Problem to solve: Rewrite all the records, changing each "Patent image size" to "Drawing size" and leaving every other word as it is.
## start Dataset rows
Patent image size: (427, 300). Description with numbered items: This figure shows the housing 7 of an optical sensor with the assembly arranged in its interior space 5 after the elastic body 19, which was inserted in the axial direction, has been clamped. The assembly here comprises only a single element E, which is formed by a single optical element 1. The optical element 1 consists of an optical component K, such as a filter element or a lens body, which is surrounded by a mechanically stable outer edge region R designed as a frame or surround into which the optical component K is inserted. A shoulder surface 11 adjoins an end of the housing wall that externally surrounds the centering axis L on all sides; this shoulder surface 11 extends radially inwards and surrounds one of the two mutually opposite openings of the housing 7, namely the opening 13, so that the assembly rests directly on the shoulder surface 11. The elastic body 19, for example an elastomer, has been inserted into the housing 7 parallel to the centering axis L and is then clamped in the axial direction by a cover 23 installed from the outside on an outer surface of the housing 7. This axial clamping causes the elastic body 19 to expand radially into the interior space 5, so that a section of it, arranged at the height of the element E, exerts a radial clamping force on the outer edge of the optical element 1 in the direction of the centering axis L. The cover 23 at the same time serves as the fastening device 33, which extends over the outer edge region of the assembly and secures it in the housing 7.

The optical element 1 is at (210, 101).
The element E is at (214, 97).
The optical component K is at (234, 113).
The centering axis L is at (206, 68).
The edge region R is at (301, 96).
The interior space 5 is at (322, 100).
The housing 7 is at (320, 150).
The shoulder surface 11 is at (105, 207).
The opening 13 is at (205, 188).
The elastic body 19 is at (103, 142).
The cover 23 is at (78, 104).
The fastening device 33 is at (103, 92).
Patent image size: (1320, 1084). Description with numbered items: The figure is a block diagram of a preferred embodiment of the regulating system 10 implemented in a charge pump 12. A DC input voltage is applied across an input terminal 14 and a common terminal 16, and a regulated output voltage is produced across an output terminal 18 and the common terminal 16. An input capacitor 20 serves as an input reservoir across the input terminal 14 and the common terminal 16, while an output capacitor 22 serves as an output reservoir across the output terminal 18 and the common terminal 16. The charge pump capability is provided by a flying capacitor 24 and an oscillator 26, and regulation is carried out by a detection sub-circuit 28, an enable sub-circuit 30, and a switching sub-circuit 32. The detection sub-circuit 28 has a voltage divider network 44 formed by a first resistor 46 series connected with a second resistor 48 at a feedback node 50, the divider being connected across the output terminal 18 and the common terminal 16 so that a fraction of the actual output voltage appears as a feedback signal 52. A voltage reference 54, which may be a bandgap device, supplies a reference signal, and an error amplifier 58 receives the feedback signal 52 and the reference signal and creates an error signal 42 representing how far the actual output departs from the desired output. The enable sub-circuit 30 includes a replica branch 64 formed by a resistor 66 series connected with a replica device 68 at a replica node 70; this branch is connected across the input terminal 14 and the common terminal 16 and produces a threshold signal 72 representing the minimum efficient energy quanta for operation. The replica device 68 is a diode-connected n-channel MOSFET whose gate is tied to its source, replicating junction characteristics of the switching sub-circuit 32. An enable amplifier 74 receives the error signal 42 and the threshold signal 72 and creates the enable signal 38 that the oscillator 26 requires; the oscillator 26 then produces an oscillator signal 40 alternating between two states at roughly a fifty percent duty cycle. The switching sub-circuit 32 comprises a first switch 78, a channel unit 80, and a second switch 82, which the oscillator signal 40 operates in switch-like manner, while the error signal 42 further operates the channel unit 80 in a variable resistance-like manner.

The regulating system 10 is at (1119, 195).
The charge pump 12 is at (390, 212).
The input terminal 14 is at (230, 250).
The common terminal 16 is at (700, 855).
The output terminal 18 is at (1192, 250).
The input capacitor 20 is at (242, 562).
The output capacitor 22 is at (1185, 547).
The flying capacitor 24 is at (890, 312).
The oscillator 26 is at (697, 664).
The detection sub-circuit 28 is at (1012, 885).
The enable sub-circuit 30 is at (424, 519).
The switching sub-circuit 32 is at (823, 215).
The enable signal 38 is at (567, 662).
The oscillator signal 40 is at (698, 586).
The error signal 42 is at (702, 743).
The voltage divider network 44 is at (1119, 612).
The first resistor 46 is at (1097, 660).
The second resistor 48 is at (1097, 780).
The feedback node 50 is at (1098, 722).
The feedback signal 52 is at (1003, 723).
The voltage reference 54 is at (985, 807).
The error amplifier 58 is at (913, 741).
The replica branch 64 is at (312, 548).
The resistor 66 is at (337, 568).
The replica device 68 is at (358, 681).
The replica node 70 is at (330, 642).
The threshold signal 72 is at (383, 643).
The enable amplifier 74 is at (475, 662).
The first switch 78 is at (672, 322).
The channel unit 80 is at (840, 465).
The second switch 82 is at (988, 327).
## end Dataset rows
Result of this task:
Drawing size: (427, 300). Description with numbered items: This figure shows the housing 7 of an optical sensor with the assembly arranged in its interior space 5 after the elastic body 19, which was inserted in the axial direction, has been clamped. The assembly here comprises only a single element E, which is formed by a single optical element 1. The optical element 1 consists of an optical component K, such as a filter element or a lens body, which is surrounded by a mechanically stable outer edge region R designed as a frame or surround into which the optical component K is inserted. A shoulder surface 11 adjoins an end of the housing wall that externally surrounds the centering axis L on all sides; this shoulder surface 11 extends radially inwards and surrounds one of the two mutually opposite openings of the housing 7, namely the opening 13, so that the assembly rests directly on the shoulder surface 11. The elastic body 19, for example an elastomer, has been inserted into the housing 7 parallel to the centering axis L and is then clamped in the axial direction by a cover 23 installed from the outside on an outer surface of the housing 7. This axial clamping causes the elastic body 19 to expand radially into the interior space 5, so that a section of it, arranged at the height of the element E, exerts a radial clamping force on the outer edge of the optical element 1 in the direction of the centering axis L. The cover 23 at the same time serves as the fastening device 33, which extends over the outer edge region of the assembly and secures it in the housing 7.

The optical element 1 is at (210, 101).
The element E is at (214, 97).
The optical component K is at (234, 113).
The centering axis L is at (206, 68).
The edge region R is at (301, 96).
The interior space 5 is at (322, 100).
The housing 7 is at (320, 150).
The shoulder surface 11 is at (105, 207).
The opening 13 is at (205, 188).
The elastic body 19 is at (103, 142).
The cover 23 is at (78, 104).
The fastening device 33 is at (103, 92).
Drawing size: (1320, 1084). Description with numbered items: The figure is a block diagram of a preferred embodiment of the regulating system 10 implemented in a charge pump 12. A DC input voltage is applied across an input terminal 14 and a common terminal 16, and a regulated output voltage is produced across an output terminal 18 and the common terminal 16. An input capacitor 20 serves as an input reservoir across the input terminal 14 and the common terminal 16, while an output capacitor 22 serves as an output reservoir across the output terminal 18 and the common terminal 16. The charge pump capability is provided by a flying capacitor 24 and an oscillator 26, and regulation is carried out by a detection sub-circuit 28, an enable sub-circuit 30, and a switching sub-circuit 32. The detection sub-circuit 28 has a voltage divider network 44 formed by a first resistor 46 series connected with a second resistor 48 at a feedback node 50, the divider being connected across the output terminal 18 and the common terminal 16 so that a fraction of the actual output voltage appears as a feedback signal 52. A voltage reference 54, which may be a bandgap device, supplies a reference signal, and an error amplifier 58 receives the feedback signal 52 and the reference signal and creates an error signal 42 representing how far the actual output departs from the desired output. The enable sub-circuit 30 includes a replica branch 64 formed by a resistor 66 series connected with a replica device 68 at a replica node 70; this branch is connected across the input terminal 14 and the common terminal 16 and produces a threshold signal 72 representing the minimum efficient energy quanta for operation. The replica device 68 is a diode-connected n-channel MOSFET whose gate is tied to its source, replicating junction characteristics of the switching sub-circuit 32. An enable amplifier 74 receives the error signal 42 and the threshold signal 72 and creates the enable signal 38 that the oscillator 26 requires; the oscillator 26 then produces an oscillator signal 40 alternating between two states at roughly a fifty percent duty cycle. The switching sub-circuit 32 comprises a first switch 78, a channel unit 80, and a second switch 82, which the oscillator signal 40 operates in switch-like manner, while the error signal 42 further operates the channel unit 80 in a variable resistance-like manner.

The regulating system 10 is at (1119, 195).
The charge pump 12 is at (390, 212).
The input terminal 14 is at (230, 250).
The common terminal 16 is at (700, 855).
The output terminal 18 is at (1192, 250).
The input capacitor 20 is at (242, 562).
The output capacitor 22 is at (1185, 547).
The flying capacitor 24 is at (890, 312).
The oscillator 26 is at (697, 664).
The detection sub-circuit 28 is at (1012, 885).
The enable sub-circuit 30 is at (424, 519).
The switching sub-circuit 32 is at (823, 215).
The enable signal 38 is at (567, 662).
The oscillator signal 40 is at (698, 586).
The error signal 42 is at (702, 743).
The voltage divider network 44 is at (1119, 612).
The first resistor 46 is at (1097, 660).
The second resistor 48 is at (1097, 780).
The feedback node 50 is at (1098, 722).
The feedback signal 52 is at (1003, 723).
The voltage reference 54 is at (985, 807).
The error amplifier 58 is at (913, 741).
The replica branch 64 is at (312, 548).
The resistor 66 is at (337, 568).
The replica device 68 is at (358, 681).
The replica node 70 is at (330, 642).
The threshold signal 72 is at (383, 643).
The enable amplifier 74 is at (475, 662).
The first switch 78 is at (672, 322).
The channel unit 80 is at (840, 465).
The second switch 82 is at (988, 327).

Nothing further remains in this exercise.